§ Written instruction: Print all entries word for word.
## BEGIN Dataset records
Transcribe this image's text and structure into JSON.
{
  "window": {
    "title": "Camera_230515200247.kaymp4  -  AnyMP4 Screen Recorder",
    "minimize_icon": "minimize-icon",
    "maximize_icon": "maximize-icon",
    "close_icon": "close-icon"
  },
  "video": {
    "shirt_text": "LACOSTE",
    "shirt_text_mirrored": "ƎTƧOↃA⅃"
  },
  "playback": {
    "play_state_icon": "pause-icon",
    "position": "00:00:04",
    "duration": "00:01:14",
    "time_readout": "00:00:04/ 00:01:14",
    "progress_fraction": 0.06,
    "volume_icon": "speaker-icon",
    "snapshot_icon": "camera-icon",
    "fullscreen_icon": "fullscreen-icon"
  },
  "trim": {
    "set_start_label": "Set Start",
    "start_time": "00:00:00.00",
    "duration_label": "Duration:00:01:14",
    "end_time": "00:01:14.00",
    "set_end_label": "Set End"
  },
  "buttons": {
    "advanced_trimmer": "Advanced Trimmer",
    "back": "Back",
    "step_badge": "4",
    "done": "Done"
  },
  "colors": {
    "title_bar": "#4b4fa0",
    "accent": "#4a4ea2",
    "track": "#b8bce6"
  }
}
## END Dataset records
§ Written answer:
Transcribe this image's text and structure into JSON.
{
  "window": {
    "title": "Camera_230515200247.kaymp4  -  AnyMP4 Screen Recorder",
    "minimize_icon": "minimize-icon",
    "maximize_icon": "maximize-icon",
    "close_icon": "close-icon"
  },
  "video": {
    "shirt_text": "LACOSTE",
    "shirt_text_mirrored": "ƎTƧOↃA⅃"
  },
  "playback": {
    "play_state_icon": "pause-icon",
    "position": "00:00:04",
    "duration": "00:01:14",
    "time_readout": "00:00:04/ 00:01:14",
    "progress_fraction": 0.06,
    "volume_icon": "speaker-icon",
    "snapshot_icon": "camera-icon",
    "fullscreen_icon": "fullscreen-icon"
  },
  "trim": {
    "set_start_label": "Set Start",
    "start_time": "00:00:00.00",
    "duration_label": "Duration:00:01:14",
    "end_time": "00:01:14.00",
    "set_end_label": "Set End"
  },
  "buttons": {
    "advanced_trimmer": "Advanced Trimmer",
    "back": "Back",
    "step_badge": "4",
    "done": "Done"
  },
  "colors": {
    "title_bar": "#4b4fa0",
    "accent": "#4a4ea2",
    "track": "#b8bce6"
  }
}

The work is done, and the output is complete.